TEXT TO READ:
⟨

Inserting and selecting UUIDs as binary(16)
Asked Answered
L

7

67

I don't understand why

SELECT UUID();

Returns something like:

3f06af63-a93c-11e4-9797-00505690773f

But if I insert it into a binary(16) field (the UUID() function) with for instance a BEFORE INSERT trigger and run a select, it returns something like:

0782ef48-a439-11

Note that these two UUIDs are not the same data.

I realize binary and an UUID string doesn't look identical, but shouldn't the selected data at least be just as long? Otherwise how can it possibly be equally likely to be unique?

Is it better to store it as char(36)? I just need it to be unique to prevent duplicate inserts. It is never selected or used for joins.

EDIT:

before trigger would be like:

BEGIN

if NEW.UUID IS NULL THEN

NEW.UUID = UUID();

END IF

END
Lauder answered 31/1, 2015 at 11:36 Comment(14)
Show how you're doing the INSERT.Itin
BINARY(16) can only hold 16 characters. So it will contain the first 16 characters of the UUID that you store in it.Itin
According to #10950702 that's not the case. Also #17727182Lauder
That answer uses UNHEX() to convert the UUID to a number that will fit into 16 bytes.Itin
No matter how you spin it, wouldn't that reduce the complexity by around 50% then? This has me very confused.Lauder
I don't understand the question. Complexity of what?Itin
Likelyness that the UUID is unique.Lauder
dev.mysql.com/doc/refman/5.0/en/… explains how it ensures it's unique.Itin
Okay we're completely talking past each other. I know that the initial UUID is more or less guaranteed to be unique,but if you cut away 50% of the data, it probably isn't anymore. So why do people hex or unhex an UUID and reduce the length by 50%? That makes no sense to me.Lauder
Why are you cutting away 50% of the data? When you use UNHEX() every 2 characters becomes one byte of the result, so it will then fit in BINARY(16).Itin
There's something I just don't understand at all about hex, then. I'm sorry.Lauder
Hex digits 0 through F are the numbers 0 through 15 in decimal. Each hex digit corresponds to 4 bits, so 2 hex digits is 8 bits, which is 1 byte.Itin
So to properly save the UUID i should either: A. Hex it to compact it to 16 bytes, or B. Store it as char(36) instead?Lauder
Yes, that's correct.Itin
L
139

So, as a response to comments. The correct way to store a 36-char UUID as binary(16) is to perform the insert in a manner like:

INSERT INTO sometable (UUID) VALUES
       (UNHEX(REPLACE("3f06af63-a93c-11e4-9797-00505690773f", "-","")))

UNHEX because an UUID is already a hexed value. We trim (REPLACE) the dashes in the statement to bring the length down to 32 characters (our 16 bytes represented as HEX). You can do this at any point before storing it, obviously, so it doesn't have to be handled by the database.

⟩

GIVEN MATERIAL:
⟨

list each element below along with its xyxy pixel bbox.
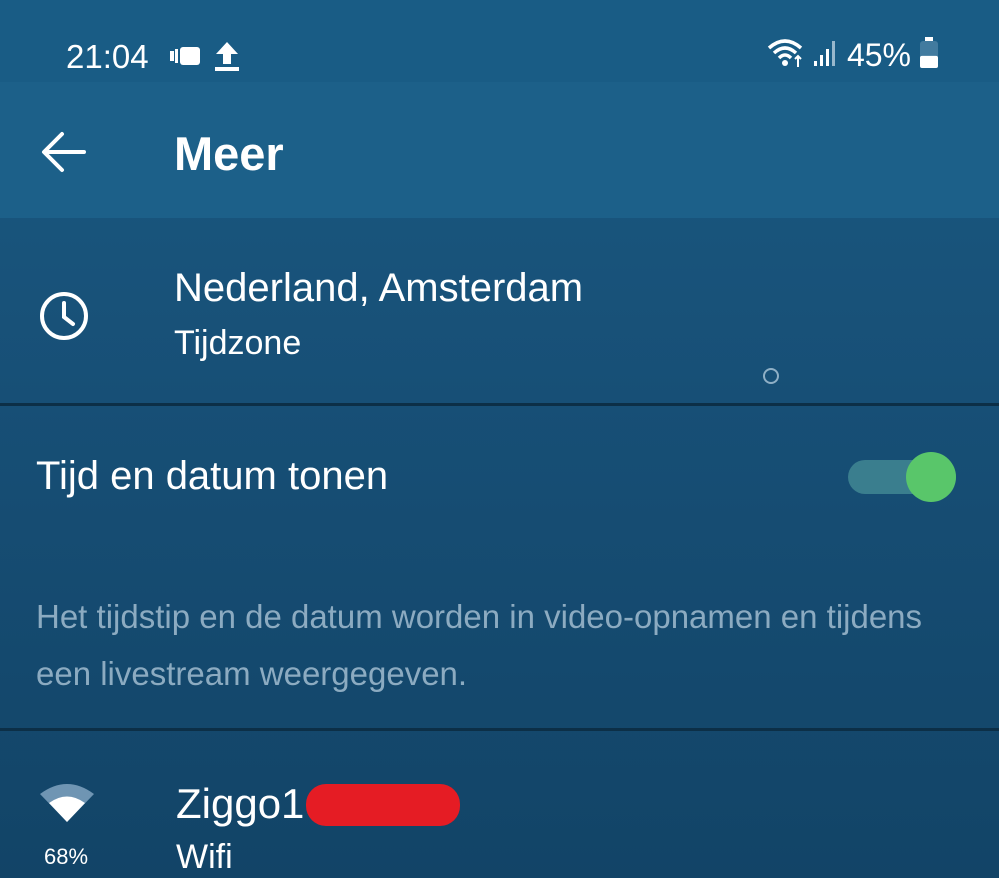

⟩

TASK SET:
[1] In the UUID thread, rewrite the passage starting at "UNHEX because an" and ending at "by the database.", changing "dashes" to "hyphens".
[2] Summarize the UUID thread in three sentences.

SOLUTIONS BELOW:
[1]
UNHEX because an UUID is already a hexed value. We trim (REPLACE) the hyphens in the statement to bring the length down to 32 characters (our 16 bytes represented as HEX). You can do this at any point before storing it, obviously, so it doesn't have to be handled by the database.

[2] The asker sees that a UUID inserted into a binary(16) field comes back looking different and shorter than the value from SELECT UUID(), and asks whether storing it as char(36) would be better. Comments explain that BINARY(16) holds only 16 characters unless UNHEX() converts the UUID, because every two hex characters become one byte, so the UUID can be either hexed to 16 bytes or stored as char(36). The answer shows an insert using UNHEX(REPLACE(...)), which strips the dashes to leave 32 hex characters that represent the 16 bytes.